TASK INSTRUCTIONS
Repeat the records word for word, excluding any picture.

☆ ☆ ☆ ☆ ☆

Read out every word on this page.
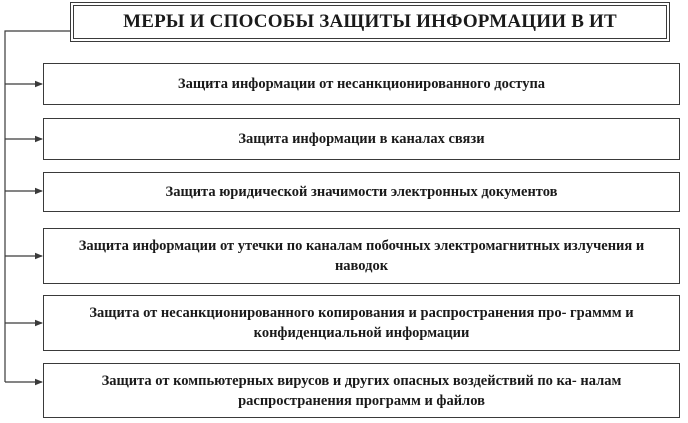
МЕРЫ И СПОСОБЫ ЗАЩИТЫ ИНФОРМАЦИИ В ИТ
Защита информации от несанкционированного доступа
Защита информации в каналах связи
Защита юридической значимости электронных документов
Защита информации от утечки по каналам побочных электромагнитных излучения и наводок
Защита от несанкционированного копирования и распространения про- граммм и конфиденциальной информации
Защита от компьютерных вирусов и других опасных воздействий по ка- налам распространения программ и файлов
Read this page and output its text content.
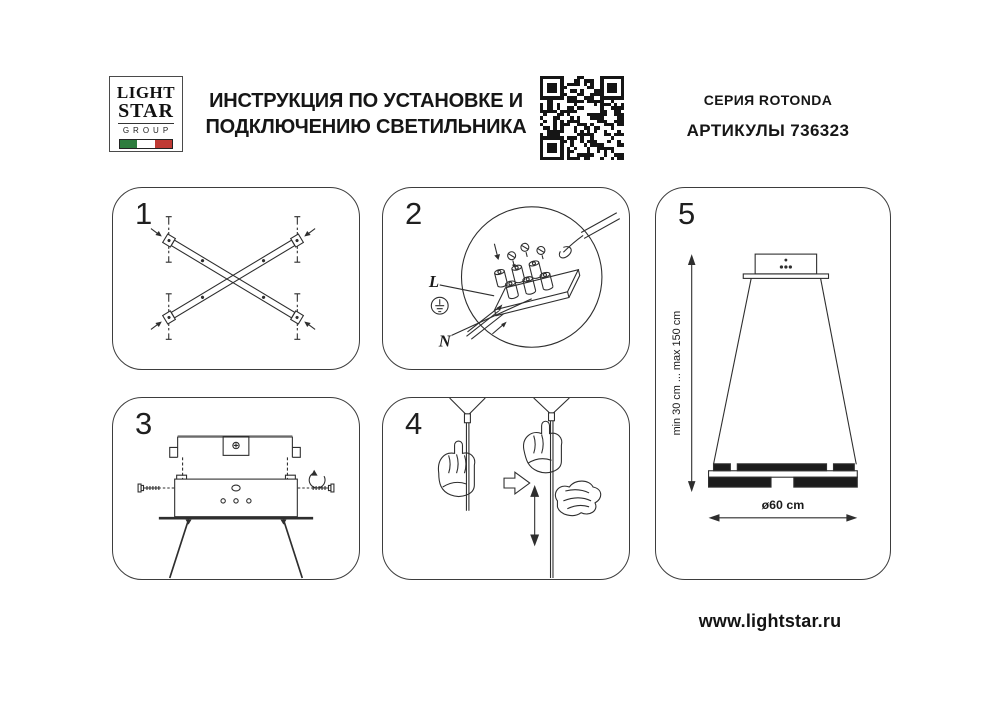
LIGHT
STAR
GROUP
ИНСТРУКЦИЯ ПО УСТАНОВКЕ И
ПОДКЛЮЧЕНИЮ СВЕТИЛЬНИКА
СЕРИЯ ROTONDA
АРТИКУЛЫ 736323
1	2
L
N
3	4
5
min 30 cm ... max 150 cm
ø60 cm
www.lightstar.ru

☆ ☆ ☆ ☆ ☆

THE RESPONSE
Read out every word on this page.
МЕРЫ И СПОСОБЫ ЗАЩИТЫ ИНФОРМАЦИИ В ИТ
Защита информации от несанкционированного доступа
Защита информации в каналах связи
Защита юридической значимости электронных документов
Защита информации от утечки по каналам побочных электромагнитных излучения и наводок
Защита от несанкционированного копирования и распространения про- граммм и конфиденциальной информации
Защита от компьютерных вирусов и других опасных воздействий по ка- налам распространения программ и файлов
Read this page and output its text content.
LIGHT
STAR
GROUP
ИНСТРУКЦИЯ ПО УСТАНОВКЕ И
ПОДКЛЮЧЕНИЮ СВЕТИЛЬНИКА
СЕРИЯ ROTONDA
АРТИКУЛЫ 736323
1	2
L
N
3	4
5
min 30 cm ... max 150 cm
ø60 cm
www.lightstar.ru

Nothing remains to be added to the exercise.